◆ **Written request**:
Reproduce the records exactly.
**** Supplied material
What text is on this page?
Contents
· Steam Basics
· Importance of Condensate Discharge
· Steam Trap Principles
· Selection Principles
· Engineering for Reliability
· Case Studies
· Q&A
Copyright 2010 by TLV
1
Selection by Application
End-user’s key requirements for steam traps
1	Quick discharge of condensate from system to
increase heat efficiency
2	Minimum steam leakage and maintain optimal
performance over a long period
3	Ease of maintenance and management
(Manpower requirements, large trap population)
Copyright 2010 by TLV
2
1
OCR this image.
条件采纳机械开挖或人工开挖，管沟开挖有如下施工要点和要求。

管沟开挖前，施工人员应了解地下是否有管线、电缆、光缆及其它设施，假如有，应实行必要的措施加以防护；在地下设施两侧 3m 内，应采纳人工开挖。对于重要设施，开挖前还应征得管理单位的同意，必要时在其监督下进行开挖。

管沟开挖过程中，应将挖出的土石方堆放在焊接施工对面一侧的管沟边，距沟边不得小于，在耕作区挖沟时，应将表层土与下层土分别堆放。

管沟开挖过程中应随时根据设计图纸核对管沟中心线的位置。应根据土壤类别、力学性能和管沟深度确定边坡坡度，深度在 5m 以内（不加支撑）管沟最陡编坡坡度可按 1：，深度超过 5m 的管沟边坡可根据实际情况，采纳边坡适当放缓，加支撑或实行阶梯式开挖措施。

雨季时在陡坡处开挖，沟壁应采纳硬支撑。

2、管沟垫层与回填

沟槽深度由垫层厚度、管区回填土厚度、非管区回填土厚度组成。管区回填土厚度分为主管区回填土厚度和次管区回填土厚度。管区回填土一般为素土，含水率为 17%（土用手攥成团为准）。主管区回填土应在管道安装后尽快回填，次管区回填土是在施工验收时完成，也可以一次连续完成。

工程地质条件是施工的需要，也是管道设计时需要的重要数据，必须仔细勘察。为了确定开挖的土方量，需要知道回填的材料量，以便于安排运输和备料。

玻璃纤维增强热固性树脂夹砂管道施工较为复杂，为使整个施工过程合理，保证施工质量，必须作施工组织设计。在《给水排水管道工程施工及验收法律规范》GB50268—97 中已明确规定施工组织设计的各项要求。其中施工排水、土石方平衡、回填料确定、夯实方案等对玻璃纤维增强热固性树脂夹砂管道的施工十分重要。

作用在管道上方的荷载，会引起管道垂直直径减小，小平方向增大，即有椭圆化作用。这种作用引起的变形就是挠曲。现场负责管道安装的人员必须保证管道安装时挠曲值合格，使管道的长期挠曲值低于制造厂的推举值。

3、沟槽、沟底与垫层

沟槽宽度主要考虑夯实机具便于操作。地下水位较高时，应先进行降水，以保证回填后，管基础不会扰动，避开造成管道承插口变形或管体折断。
********
◆ **Exercise response**:
What text is on this page?
Contents
· Steam Basics
· Importance of Condensate Discharge
· Steam Trap Principles
· Selection Principles
· Engineering for Reliability
· Case Studies
· Q&A
Copyright 2010 by TLV
1
Selection by Application
End-user’s key requirements for steam traps
1	Quick discharge of condensate from system to
increase heat efficiency
2	Minimum steam leakage and maintain optimal
performance over a long period
3	Ease of maintenance and management
(Manpower requirements, large trap population)
Copyright 2010 by TLV
2
1
OCR this image.
条件采纳机械开挖或人工开挖，管沟开挖有如下施工要点和要求。

管沟开挖前，施工人员应了解地下是否有管线、电缆、光缆及其它设施，假如有，应实行必要的措施加以防护；在地下设施两侧 3m 内，应采纳人工开挖。对于重要设施，开挖前还应征得管理单位的同意，必要时在其监督下进行开挖。

管沟开挖过程中，应将挖出的土石方堆放在焊接施工对面一侧的管沟边，距沟边不得小于，在耕作区挖沟时，应将表层土与下层土分别堆放。

管沟开挖过程中应随时根据设计图纸核对管沟中心线的位置。应根据土壤类别、力学性能和管沟深度确定边坡坡度，深度在 5m 以内（不加支撑）管沟最陡编坡坡度可按 1：，深度超过 5m 的管沟边坡可根据实际情况，采纳边坡适当放缓，加支撑或实行阶梯式开挖措施。

雨季时在陡坡处开挖，沟壁应采纳硬支撑。

2、管沟垫层与回填

沟槽深度由垫层厚度、管区回填土厚度、非管区回填土厚度组成。管区回填土厚度分为主管区回填土厚度和次管区回填土厚度。管区回填土一般为素土，含水率为 17%（土用手攥成团为准）。主管区回填土应在管道安装后尽快回填，次管区回填土是在施工验收时完成，也可以一次连续完成。

工程地质条件是施工的需要，也是管道设计时需要的重要数据，必须仔细勘察。为了确定开挖的土方量，需要知道回填的材料量，以便于安排运输和备料。

玻璃纤维增强热固性树脂夹砂管道施工较为复杂，为使整个施工过程合理，保证施工质量，必须作施工组织设计。在《给水排水管道工程施工及验收法律规范》GB50268—97 中已明确规定施工组织设计的各项要求。其中施工排水、土石方平衡、回填料确定、夯实方案等对玻璃纤维增强热固性树脂夹砂管道的施工十分重要。

作用在管道上方的荷载，会引起管道垂直直径减小，小平方向增大，即有椭圆化作用。这种作用引起的变形就是挠曲。现场负责管道安装的人员必须保证管道安装时挠曲值合格，使管道的长期挠曲值低于制造厂的推举值。

3、沟槽、沟底与垫层

沟槽宽度主要考虑夯实机具便于操作。地下水位较高时，应先进行降水，以保证回填后，管基础不会扰动，避开造成管道承插口变形或管体折断。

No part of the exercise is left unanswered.